» Work required
From the entries provided below, copy each line that contains the word "name".

» Records for this task

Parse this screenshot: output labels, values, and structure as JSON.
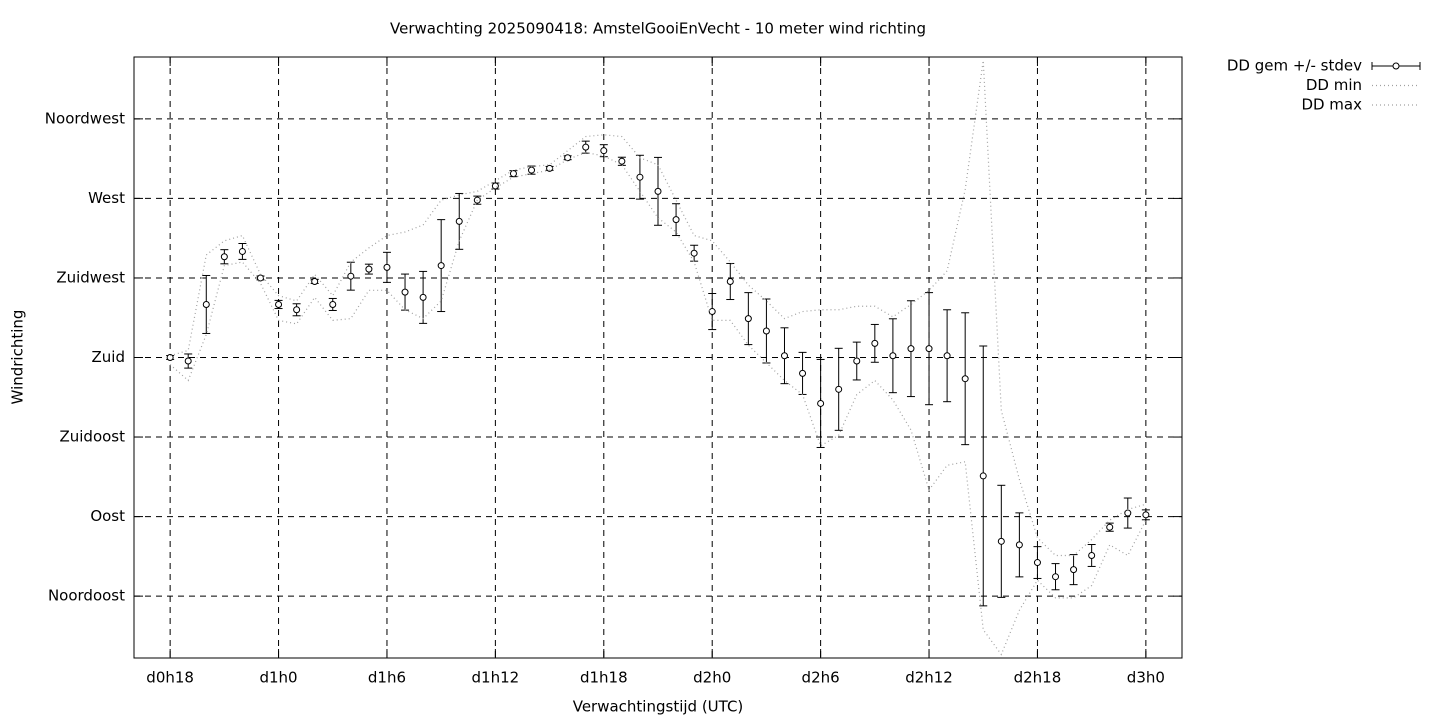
{
  "chart_data": {
    "type": "errorbar",
    "title": "Verwachting 2025090418: AmstelGooiEnVecht - 10 meter wind richting",
    "x_label": "Verwachtingstijd (UTC)",
    "y_label": "Windrichting",
    "x": [
      18,
      19,
      20,
      21,
      22,
      23,
      24,
      25,
      26,
      27,
      28,
      29,
      30,
      31,
      32,
      33,
      34,
      35,
      36,
      37,
      38,
      39,
      40,
      41,
      42,
      43,
      44,
      45,
      46,
      47,
      48,
      49,
      50,
      51,
      52,
      53,
      54,
      55,
      56,
      57,
      58,
      59,
      60,
      61,
      62,
      63,
      64,
      65,
      66,
      67,
      68,
      69,
      70,
      71,
      72
    ],
    "series": [
      {
        "name": "DD gem +/- stdev",
        "color": "#000000",
        "values": [
          180,
          178,
          210,
          237,
          240,
          225,
          210,
          207,
          223,
          210,
          226,
          230,
          231,
          217,
          214,
          232,
          257,
          269,
          277,
          284,
          286,
          287,
          293,
          299,
          297,
          291,
          282,
          274,
          258,
          239,
          206,
          223,
          202,
          195,
          181,
          171,
          154,
          162,
          178,
          188,
          181,
          185,
          185,
          181,
          168,
          113,
          76,
          74,
          64,
          56,
          60,
          68,
          84,
          92,
          91
        ],
        "errors": [
          1.1,
          4,
          16.4,
          4,
          4.5,
          1.1,
          2.3,
          3.4,
          1.1,
          3.4,
          7.9,
          2.8,
          8.5,
          10.2,
          14.7,
          26,
          15.8,
          2.3,
          1.7,
          1.7,
          2.3,
          1.1,
          1.1,
          3.4,
          3.4,
          2.3,
          12.4,
          19.2,
          9,
          4.5,
          10.2,
          10.2,
          14.7,
          18.1,
          15.8,
          11.9,
          24.9,
          23.2,
          10.7,
          10.7,
          20.9,
          27.1,
          31.7,
          26,
          37.3,
          73.5,
          31.7,
          18.1,
          9,
          7.4,
          8.5,
          6.2,
          2.3,
          8.5,
          2.8
        ]
      },
      {
        "name": "DD min",
        "color": "#a0a0a0",
        "values": [
          176,
          167,
          193,
          232,
          234,
          222,
          201,
          199,
          214,
          201,
          202,
          218,
          218,
          207,
          202,
          212,
          246,
          269,
          276,
          282,
          284,
          286,
          292,
          296,
          294,
          289,
          274,
          259,
          251,
          234,
          201,
          201,
          187,
          177,
          167,
          159,
          130,
          136,
          159,
          167,
          156,
          139,
          105,
          119,
          121,
          26,
          12,
          37,
          54,
          44,
          44,
          51,
          74,
          68,
          88
        ]
      },
      {
        "name": "DD max",
        "color": "#a0a0a0",
        "values": [
          181,
          184,
          238,
          246,
          249,
          227,
          215,
          212,
          227,
          215,
          234,
          242,
          249,
          251,
          255,
          269,
          272,
          274,
          280,
          286,
          288,
          289,
          297,
          305,
          306,
          305,
          293,
          289,
          269,
          249,
          246,
          234,
          221,
          212,
          202,
          206,
          207,
          207,
          209,
          209,
          203,
          210,
          218,
          229,
          275,
          348,
          150,
          111,
          78,
          68,
          68,
          77,
          88,
          94,
          97
        ]
      }
    ],
    "xlim": [
      16,
      74
    ],
    "ylim": [
      10,
      350
    ],
    "xticks": [
      {
        "value": 18,
        "label": "d0h18"
      },
      {
        "value": 24,
        "label": "d1h0"
      },
      {
        "value": 30,
        "label": "d1h6"
      },
      {
        "value": 36,
        "label": "d1h12"
      },
      {
        "value": 42,
        "label": "d1h18"
      },
      {
        "value": 48,
        "label": "d2h0"
      },
      {
        "value": 54,
        "label": "d2h6"
      },
      {
        "value": 60,
        "label": "d2h12"
      },
      {
        "value": 66,
        "label": "d2h18"
      },
      {
        "value": 72,
        "label": "d3h0"
      }
    ],
    "yticks": [
      {
        "value": 45,
        "label": "Noordoost"
      },
      {
        "value": 90,
        "label": "Oost"
      },
      {
        "value": 135,
        "label": "Zuidoost"
      },
      {
        "value": 180,
        "label": "Zuid"
      },
      {
        "value": 225,
        "label": "Zuidwest"
      },
      {
        "value": 270,
        "label": "West"
      },
      {
        "value": 315,
        "label": "Noordwest"
      }
    ],
    "grid": true,
    "legend": "outside-top-right"
  }
}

» Written solution
        "name": "DD gem +/- stdev",
        "name": "DD min",
        "name": "DD max",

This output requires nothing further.